- [Dataset rows]
____
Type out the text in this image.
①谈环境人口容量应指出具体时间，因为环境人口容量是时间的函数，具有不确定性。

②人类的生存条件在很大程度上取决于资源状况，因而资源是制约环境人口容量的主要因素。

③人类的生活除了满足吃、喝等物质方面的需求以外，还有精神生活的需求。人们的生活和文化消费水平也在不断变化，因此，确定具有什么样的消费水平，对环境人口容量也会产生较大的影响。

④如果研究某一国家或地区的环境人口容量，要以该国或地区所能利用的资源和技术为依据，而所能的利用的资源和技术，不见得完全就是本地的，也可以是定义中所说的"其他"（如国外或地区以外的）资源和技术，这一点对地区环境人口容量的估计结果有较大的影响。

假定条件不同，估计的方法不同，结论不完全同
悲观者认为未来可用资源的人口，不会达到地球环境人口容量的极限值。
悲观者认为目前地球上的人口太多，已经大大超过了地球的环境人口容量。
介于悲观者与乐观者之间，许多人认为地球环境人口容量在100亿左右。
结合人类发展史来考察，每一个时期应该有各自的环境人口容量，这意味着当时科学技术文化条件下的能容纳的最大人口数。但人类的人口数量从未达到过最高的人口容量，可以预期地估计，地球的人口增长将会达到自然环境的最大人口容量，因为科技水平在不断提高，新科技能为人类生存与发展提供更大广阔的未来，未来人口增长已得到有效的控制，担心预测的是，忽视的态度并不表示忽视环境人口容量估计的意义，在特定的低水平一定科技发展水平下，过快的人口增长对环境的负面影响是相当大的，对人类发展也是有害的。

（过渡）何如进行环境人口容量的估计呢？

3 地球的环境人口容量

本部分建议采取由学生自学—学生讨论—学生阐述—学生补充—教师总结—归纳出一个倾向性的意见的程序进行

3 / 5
____
- [What this task involves]
Write down every line of the data exactly as it appears above.

- [Solution]
Type out the text in this image.
①谈环境人口容量应指出具体时间，因为环境人口容量是时间的函数，具有不确定性。

②人类的生存条件在很大程度上取决于资源状况，因而资源是制约环境人口容量的主要因素。

③人类的生活除了满足吃、喝等物质方面的需求以外，还有精神生活的需求。人们的生活和文化消费水平也在不断变化，因此，确定具有什么样的消费水平，对环境人口容量也会产生较大的影响。

④如果研究某一国家或地区的环境人口容量，要以该国或地区所能利用的资源和技术为依据，而所能的利用的资源和技术，不见得完全就是本地的，也可以是定义中所说的"其他"（如国外或地区以外的）资源和技术，这一点对地区环境人口容量的估计结果有较大的影响。

假定条件不同，估计的方法不同，结论不完全同
悲观者认为未来可用资源的人口，不会达到地球环境人口容量的极限值。
悲观者认为目前地球上的人口太多，已经大大超过了地球的环境人口容量。
介于悲观者与乐观者之间，许多人认为地球环境人口容量在100亿左右。
结合人类发展史来考察，每一个时期应该有各自的环境人口容量，这意味着当时科学技术文化条件下的能容纳的最大人口数。但人类的人口数量从未达到过最高的人口容量，可以预期地估计，地球的人口增长将会达到自然环境的最大人口容量，因为科技水平在不断提高，新科技能为人类生存与发展提供更大广阔的未来，未来人口增长已得到有效的控制，担心预测的是，忽视的态度并不表示忽视环境人口容量估计的意义，在特定的低水平一定科技发展水平下，过快的人口增长对环境的负面影响是相当大的，对人类发展也是有害的。

（过渡）何如进行环境人口容量的估计呢？

3 地球的环境人口容量

本部分建议采取由学生自学—学生讨论—学生阐述—学生补充—教师总结—归纳出一个倾向性的意见的程序进行

3 / 5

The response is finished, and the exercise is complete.